**TASK DIRECTIONS**
Look below. Copy each line that has "Изменение" in it.

**INPUT FOR THIS TASK**
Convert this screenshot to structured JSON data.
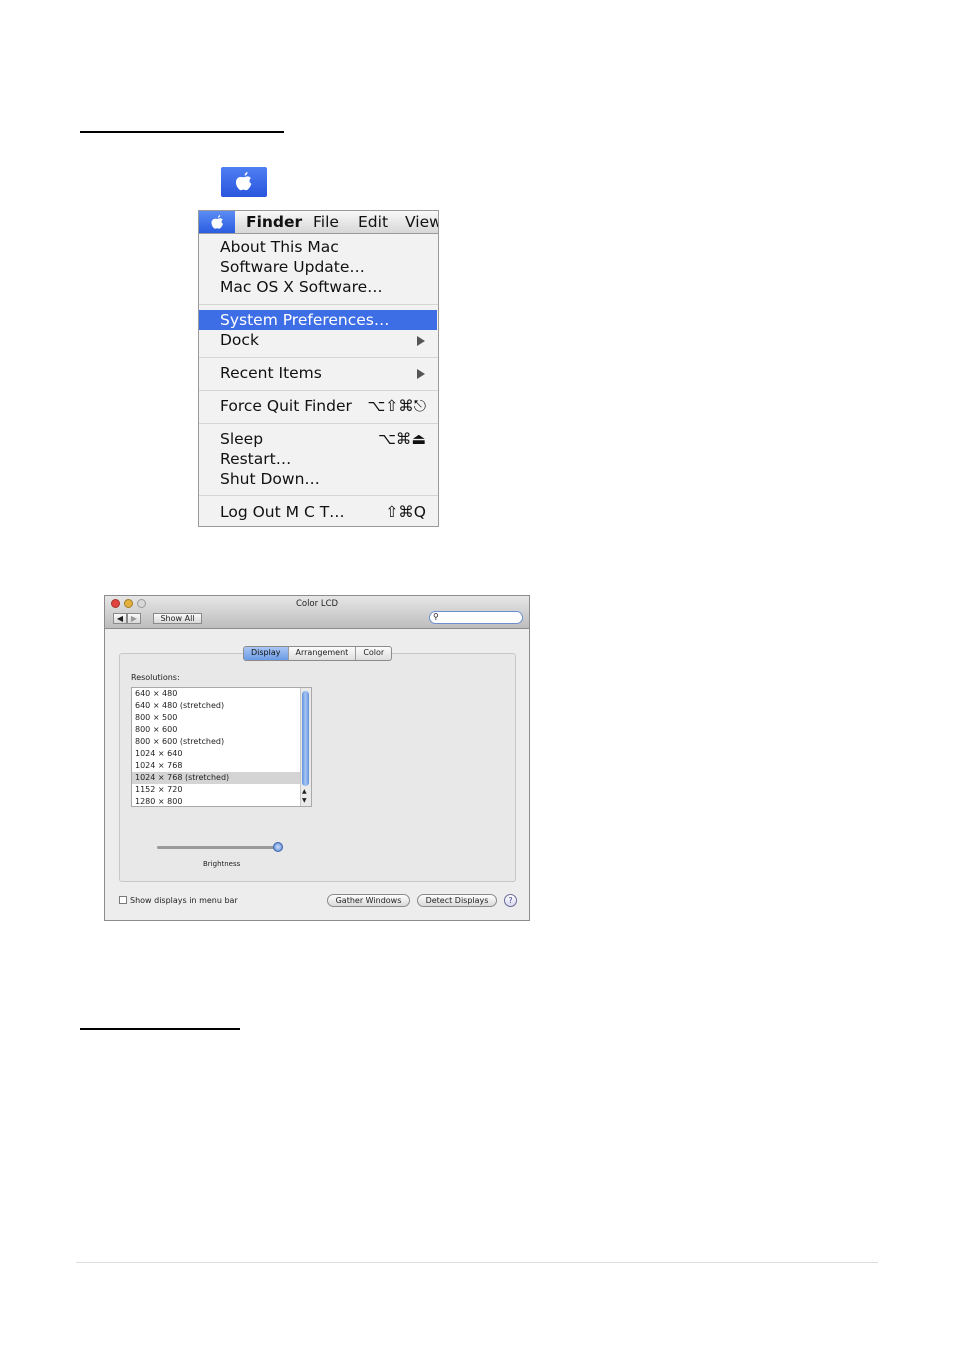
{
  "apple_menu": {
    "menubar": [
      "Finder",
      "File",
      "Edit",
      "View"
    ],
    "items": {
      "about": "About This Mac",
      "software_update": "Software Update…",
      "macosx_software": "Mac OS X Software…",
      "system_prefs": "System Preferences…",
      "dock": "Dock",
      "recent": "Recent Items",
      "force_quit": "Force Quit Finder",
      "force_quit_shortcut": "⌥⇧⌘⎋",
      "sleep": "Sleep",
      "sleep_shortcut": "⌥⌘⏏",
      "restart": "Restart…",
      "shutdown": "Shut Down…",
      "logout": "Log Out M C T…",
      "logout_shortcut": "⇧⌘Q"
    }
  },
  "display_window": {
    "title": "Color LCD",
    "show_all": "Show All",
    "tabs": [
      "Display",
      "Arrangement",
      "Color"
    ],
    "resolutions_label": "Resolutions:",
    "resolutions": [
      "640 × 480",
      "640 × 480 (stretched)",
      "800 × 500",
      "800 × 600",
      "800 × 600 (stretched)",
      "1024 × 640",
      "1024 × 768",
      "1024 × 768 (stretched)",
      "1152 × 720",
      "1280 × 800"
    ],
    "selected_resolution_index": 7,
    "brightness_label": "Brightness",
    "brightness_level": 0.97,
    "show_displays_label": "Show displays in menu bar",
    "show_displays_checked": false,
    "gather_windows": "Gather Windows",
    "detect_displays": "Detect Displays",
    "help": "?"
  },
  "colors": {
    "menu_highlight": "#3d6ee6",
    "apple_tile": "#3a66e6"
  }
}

==

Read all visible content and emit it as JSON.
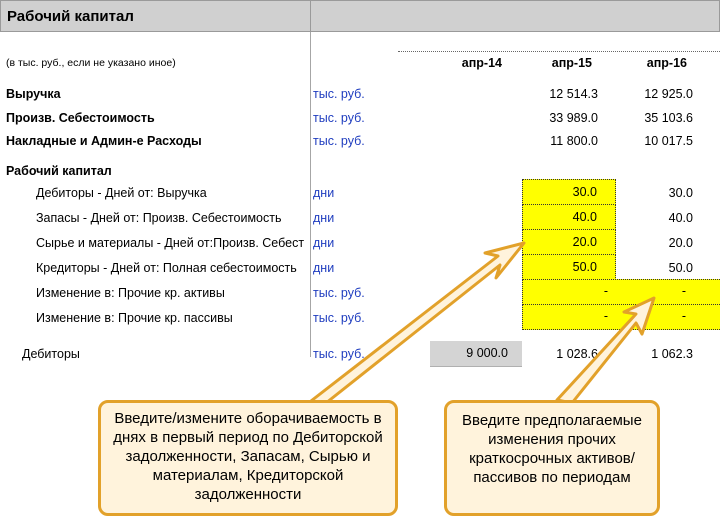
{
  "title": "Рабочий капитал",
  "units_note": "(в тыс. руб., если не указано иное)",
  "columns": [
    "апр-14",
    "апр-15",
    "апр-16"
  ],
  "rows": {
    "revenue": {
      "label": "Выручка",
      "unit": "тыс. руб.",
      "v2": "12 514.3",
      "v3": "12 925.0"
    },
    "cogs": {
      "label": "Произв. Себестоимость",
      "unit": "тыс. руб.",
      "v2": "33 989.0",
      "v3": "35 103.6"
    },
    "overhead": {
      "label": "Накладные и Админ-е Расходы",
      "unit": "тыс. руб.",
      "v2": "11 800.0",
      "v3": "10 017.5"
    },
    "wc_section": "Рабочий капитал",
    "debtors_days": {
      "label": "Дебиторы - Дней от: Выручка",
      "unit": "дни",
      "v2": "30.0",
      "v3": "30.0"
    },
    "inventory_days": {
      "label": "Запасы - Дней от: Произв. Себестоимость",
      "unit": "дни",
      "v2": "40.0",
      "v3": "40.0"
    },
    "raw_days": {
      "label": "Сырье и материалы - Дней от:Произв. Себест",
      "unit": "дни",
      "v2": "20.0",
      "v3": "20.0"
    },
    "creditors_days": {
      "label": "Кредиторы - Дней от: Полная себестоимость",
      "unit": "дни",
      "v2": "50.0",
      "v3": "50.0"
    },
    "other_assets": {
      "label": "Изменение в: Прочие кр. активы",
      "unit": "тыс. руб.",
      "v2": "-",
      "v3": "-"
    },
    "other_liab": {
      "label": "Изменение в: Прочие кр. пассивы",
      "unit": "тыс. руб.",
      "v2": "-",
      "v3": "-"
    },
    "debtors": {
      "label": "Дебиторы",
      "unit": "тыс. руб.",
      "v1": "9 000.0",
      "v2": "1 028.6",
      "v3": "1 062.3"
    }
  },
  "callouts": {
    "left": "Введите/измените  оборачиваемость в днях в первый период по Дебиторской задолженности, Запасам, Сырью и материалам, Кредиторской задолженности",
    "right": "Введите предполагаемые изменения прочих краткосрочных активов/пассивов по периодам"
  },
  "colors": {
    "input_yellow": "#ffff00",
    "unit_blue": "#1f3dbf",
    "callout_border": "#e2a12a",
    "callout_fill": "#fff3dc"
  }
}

**OUTPUT**
      "label": "Изменение в: Прочие кр. активы",
      "label": "Изменение в: Прочие кр. пассивы",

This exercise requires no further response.